[Directions]:
In the listing below, find every line containing "text" and copy it out.
____ Supplied data
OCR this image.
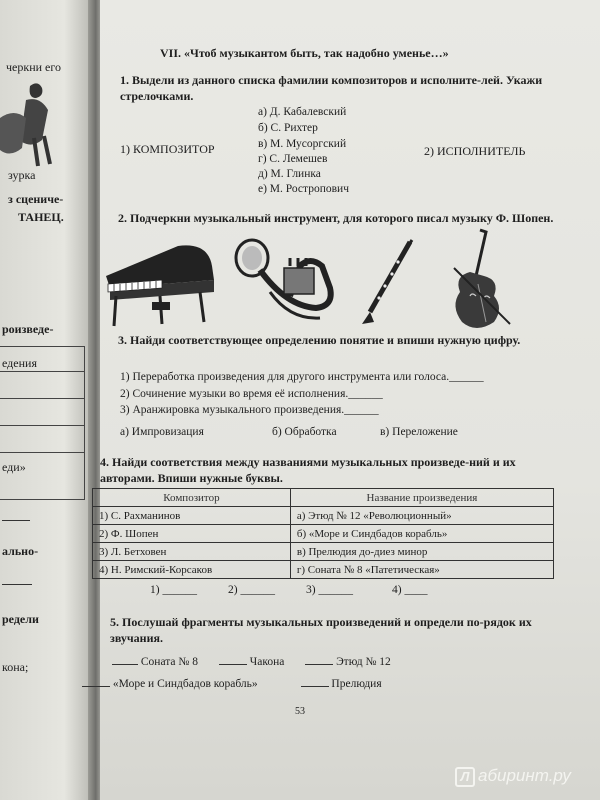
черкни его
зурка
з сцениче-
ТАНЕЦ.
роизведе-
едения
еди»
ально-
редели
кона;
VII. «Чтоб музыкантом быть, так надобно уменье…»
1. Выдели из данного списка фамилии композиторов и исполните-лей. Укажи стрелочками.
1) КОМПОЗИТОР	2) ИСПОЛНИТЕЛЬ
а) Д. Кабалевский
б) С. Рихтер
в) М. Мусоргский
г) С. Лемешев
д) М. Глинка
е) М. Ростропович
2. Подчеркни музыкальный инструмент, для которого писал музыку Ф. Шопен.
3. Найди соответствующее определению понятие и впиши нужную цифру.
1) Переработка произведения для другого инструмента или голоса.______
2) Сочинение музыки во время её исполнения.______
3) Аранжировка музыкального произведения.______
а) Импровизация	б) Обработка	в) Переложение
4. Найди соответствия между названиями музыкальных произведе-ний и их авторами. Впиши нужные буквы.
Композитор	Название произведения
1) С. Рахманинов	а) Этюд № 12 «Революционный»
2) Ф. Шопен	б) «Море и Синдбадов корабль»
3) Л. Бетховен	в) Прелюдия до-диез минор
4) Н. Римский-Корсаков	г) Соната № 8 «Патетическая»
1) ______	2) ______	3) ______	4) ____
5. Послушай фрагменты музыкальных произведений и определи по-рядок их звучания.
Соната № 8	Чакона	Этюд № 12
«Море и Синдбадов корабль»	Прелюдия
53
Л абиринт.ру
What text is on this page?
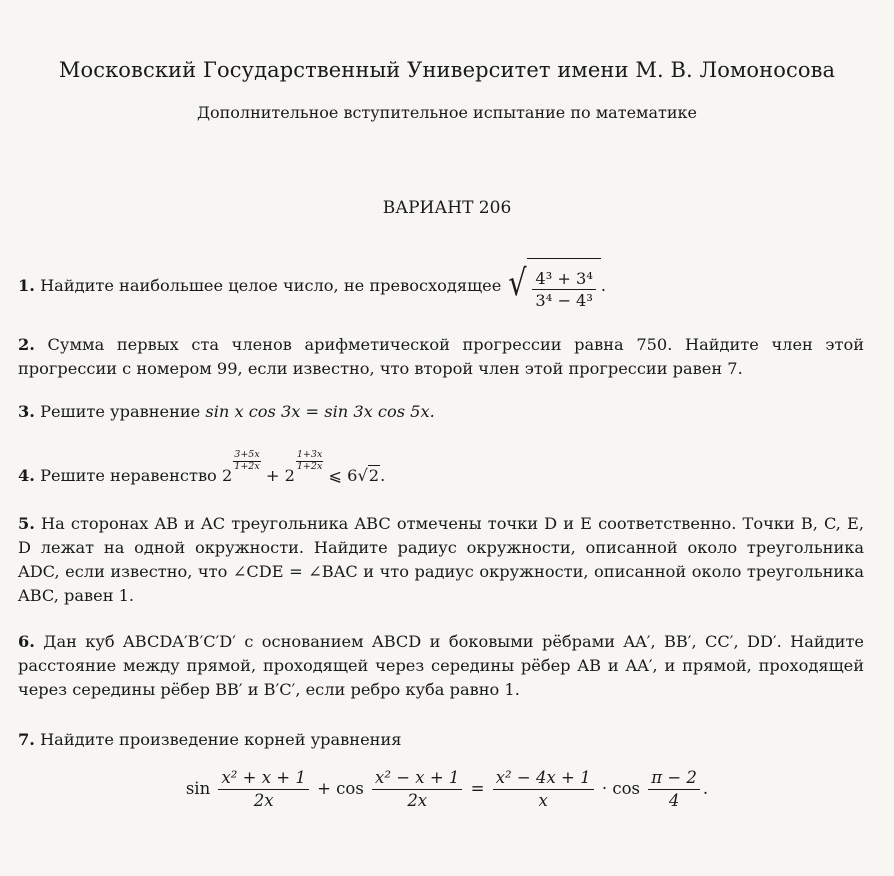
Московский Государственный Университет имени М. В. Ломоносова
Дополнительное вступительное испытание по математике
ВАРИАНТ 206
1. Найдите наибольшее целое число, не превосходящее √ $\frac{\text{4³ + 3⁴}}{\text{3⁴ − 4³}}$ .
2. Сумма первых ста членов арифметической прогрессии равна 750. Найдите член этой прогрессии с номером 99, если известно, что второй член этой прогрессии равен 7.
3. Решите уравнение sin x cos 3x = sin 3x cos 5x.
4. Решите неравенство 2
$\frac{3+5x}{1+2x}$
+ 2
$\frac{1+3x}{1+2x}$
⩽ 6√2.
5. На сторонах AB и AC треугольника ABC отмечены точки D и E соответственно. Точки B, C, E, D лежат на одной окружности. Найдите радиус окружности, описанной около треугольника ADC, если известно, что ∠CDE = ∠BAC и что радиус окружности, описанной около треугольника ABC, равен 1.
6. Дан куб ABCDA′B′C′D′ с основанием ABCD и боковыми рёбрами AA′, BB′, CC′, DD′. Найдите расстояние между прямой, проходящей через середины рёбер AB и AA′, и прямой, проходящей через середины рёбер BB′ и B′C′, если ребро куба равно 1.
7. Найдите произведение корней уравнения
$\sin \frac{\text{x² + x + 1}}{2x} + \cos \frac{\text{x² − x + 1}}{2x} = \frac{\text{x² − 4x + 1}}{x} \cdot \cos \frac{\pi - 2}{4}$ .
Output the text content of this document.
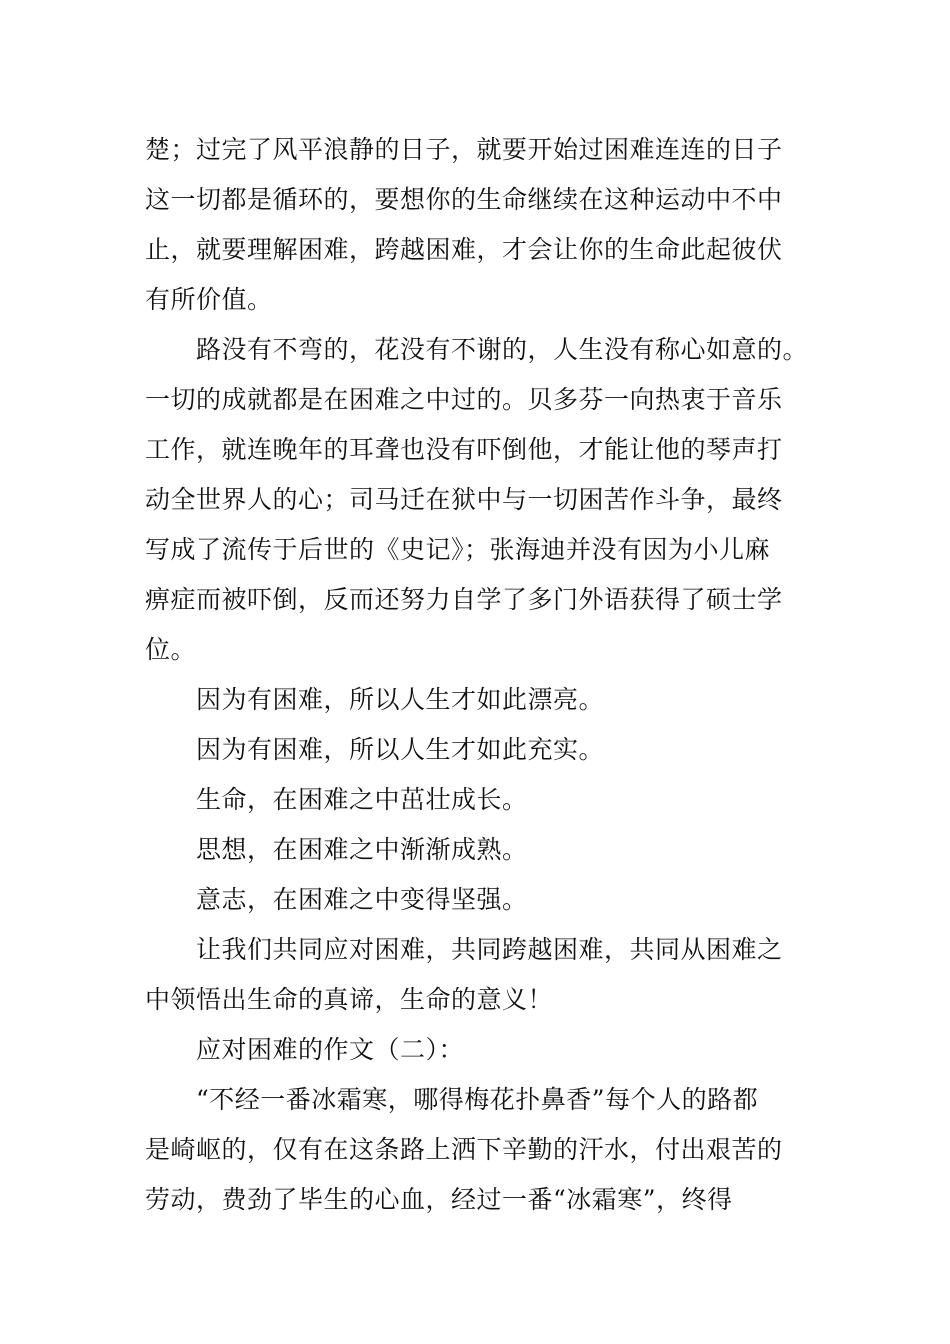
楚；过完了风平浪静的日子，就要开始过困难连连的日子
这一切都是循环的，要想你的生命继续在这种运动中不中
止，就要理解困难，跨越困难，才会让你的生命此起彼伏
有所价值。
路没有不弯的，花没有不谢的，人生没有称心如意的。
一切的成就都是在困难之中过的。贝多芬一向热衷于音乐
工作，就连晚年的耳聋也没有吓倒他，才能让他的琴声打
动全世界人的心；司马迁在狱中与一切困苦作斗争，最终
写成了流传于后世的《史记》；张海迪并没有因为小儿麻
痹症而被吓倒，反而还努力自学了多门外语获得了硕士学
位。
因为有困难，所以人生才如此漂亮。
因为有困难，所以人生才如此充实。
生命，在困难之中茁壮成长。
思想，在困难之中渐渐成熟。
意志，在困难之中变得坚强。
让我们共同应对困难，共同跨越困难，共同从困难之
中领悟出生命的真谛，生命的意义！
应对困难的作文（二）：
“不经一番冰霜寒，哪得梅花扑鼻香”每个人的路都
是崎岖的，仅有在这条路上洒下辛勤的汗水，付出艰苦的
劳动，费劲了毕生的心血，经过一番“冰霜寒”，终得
________
[Answer to this exercise]:
What text is on this page?
1. Найдите наибольшее целое число, не превосходящее √ $\frac{\text{4³ + 3⁴}}{\text{3⁴ − 4³}}$ .
$\sin \frac{\text{x² + x + 1}}{2x} + \cos \frac{\text{x² − x + 1}}{2x} = \frac{\text{x² − 4x + 1}}{x} \cdot \cos \frac{\pi - 2}{4}$ .
Output the text content of this document.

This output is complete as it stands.